In the text on The Professional, what did the shot first make the writer notice?

TEXT:
──────────────────────────────
Best Shot: The Professional - 1993


Here's a shot from something non-Carpenter. Luc Besson's The Professional. In 1993, I was a movie junkie, just starting to make my own on a VHS camcorder, and Le Femme Nikita was on a constant loop at my house. When the trailer hit for this film, I was working at a theater and my friend Seth saw it first and he came into the lobby with tears in his eyes, saying he saw the most beautiful thing he'd ever seen. When the movie came out, I watched it twice in a row with my bud Jayson. This movie was a big deal in those days. Luc Besson was God of All Filmmakers. But enough of all that, above is the shot that knocked my socks off. Seems like nothing but it was the first time I noticed how powerful framing your shot with a lot of negative space can be. If you see the shot before this one, Gary Oldman's big head is filling the frame. You cut to this, and the guy is surrounded with nothing, He's got a lot of head space above him. He looks like he's about to get eaten. The lens is really wide, you can see the distortion on the vertical lines. Everything in this shot says that this guy is weak and in trouble. Everything started clicking in my head at that point.
──────────────────────────────
EXTRACTED ENTRIES:
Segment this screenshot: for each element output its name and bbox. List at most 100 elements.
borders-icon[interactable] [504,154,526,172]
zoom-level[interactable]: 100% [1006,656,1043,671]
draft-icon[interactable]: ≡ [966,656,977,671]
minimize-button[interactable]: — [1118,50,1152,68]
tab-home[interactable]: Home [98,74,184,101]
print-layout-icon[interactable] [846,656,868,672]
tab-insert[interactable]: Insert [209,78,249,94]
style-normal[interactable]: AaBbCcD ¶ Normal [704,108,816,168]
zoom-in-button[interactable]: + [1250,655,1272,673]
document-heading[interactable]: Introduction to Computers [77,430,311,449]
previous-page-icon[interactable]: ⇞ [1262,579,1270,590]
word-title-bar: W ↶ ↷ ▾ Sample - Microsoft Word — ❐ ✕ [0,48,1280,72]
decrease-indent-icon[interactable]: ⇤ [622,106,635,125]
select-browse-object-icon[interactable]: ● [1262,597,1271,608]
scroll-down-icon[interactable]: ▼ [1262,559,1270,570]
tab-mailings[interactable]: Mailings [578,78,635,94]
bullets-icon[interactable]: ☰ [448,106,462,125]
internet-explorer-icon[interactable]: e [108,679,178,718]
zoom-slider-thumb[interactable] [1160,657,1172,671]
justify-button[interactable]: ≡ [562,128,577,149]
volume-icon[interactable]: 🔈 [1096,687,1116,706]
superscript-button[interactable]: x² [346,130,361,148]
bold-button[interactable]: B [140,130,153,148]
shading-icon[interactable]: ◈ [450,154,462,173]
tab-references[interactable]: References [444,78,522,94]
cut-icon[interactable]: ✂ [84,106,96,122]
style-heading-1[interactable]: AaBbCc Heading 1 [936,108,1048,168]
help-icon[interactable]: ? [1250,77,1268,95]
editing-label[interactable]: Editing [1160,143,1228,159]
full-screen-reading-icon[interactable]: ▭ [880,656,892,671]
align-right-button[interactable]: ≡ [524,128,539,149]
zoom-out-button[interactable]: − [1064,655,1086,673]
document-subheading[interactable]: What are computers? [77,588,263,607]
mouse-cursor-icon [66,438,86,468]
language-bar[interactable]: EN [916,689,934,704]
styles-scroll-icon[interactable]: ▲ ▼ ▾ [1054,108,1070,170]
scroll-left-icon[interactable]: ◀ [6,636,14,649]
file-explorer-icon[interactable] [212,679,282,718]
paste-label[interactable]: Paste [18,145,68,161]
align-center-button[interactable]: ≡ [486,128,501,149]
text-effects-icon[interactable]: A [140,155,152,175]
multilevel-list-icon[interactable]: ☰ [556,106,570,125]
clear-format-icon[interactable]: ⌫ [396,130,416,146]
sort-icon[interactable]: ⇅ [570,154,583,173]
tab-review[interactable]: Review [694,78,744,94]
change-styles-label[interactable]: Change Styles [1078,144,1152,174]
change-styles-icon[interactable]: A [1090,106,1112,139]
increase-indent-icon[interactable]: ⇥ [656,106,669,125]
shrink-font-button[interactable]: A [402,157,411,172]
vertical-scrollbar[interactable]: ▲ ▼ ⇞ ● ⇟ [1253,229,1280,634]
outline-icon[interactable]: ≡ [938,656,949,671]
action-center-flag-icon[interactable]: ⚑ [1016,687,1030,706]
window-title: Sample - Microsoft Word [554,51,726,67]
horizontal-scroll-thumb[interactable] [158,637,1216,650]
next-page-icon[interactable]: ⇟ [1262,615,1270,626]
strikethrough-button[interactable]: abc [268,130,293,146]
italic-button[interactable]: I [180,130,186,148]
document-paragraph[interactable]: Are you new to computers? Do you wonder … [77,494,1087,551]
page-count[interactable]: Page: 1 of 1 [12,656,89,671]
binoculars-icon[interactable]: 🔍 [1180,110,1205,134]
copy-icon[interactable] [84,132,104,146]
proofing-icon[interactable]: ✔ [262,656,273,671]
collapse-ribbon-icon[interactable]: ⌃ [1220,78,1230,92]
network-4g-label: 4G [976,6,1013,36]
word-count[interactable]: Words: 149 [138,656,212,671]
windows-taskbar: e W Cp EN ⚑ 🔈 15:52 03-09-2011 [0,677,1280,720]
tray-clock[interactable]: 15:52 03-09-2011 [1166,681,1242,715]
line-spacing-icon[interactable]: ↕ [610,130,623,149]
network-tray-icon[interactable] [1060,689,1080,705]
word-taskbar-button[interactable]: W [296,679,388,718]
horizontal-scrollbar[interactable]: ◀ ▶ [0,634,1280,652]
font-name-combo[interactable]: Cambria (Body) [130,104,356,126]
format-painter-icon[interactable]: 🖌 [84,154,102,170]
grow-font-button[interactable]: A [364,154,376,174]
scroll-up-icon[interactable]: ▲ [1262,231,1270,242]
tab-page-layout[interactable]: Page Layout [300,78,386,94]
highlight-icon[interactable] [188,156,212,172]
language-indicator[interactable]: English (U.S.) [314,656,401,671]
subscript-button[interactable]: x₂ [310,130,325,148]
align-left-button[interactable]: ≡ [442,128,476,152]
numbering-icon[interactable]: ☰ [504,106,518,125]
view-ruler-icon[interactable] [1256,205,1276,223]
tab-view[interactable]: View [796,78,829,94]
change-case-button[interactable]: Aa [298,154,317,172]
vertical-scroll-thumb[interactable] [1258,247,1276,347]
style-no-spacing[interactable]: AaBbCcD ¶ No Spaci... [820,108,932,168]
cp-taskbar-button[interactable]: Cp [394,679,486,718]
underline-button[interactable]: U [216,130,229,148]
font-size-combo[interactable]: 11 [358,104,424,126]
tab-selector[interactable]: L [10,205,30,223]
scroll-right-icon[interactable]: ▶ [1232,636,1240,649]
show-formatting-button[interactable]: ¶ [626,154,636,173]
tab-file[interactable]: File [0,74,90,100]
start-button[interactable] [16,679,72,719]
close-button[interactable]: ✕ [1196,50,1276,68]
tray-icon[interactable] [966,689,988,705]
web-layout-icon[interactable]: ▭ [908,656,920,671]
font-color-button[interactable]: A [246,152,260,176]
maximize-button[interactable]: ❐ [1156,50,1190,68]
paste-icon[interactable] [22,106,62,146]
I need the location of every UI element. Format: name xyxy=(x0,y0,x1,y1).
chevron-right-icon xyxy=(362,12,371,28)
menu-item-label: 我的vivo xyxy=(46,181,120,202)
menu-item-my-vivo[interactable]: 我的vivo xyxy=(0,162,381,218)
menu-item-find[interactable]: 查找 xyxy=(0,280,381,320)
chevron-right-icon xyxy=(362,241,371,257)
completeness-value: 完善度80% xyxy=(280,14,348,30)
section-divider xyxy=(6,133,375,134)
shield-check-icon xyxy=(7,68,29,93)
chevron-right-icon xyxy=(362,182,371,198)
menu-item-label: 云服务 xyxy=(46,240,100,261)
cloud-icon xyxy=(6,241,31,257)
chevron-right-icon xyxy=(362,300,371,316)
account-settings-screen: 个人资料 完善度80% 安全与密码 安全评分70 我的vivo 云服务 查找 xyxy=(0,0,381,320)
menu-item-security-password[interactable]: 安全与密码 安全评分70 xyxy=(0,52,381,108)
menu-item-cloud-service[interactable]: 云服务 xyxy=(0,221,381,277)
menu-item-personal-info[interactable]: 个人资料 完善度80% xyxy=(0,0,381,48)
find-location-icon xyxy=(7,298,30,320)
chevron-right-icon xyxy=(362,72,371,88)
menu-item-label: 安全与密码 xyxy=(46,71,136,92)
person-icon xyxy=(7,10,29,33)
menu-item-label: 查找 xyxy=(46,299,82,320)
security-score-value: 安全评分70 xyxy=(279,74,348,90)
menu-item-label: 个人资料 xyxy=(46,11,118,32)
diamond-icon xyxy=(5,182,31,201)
──────────────────────────────
THE SOLUTION:
How powerful framing a shot with a lot of negative space can be.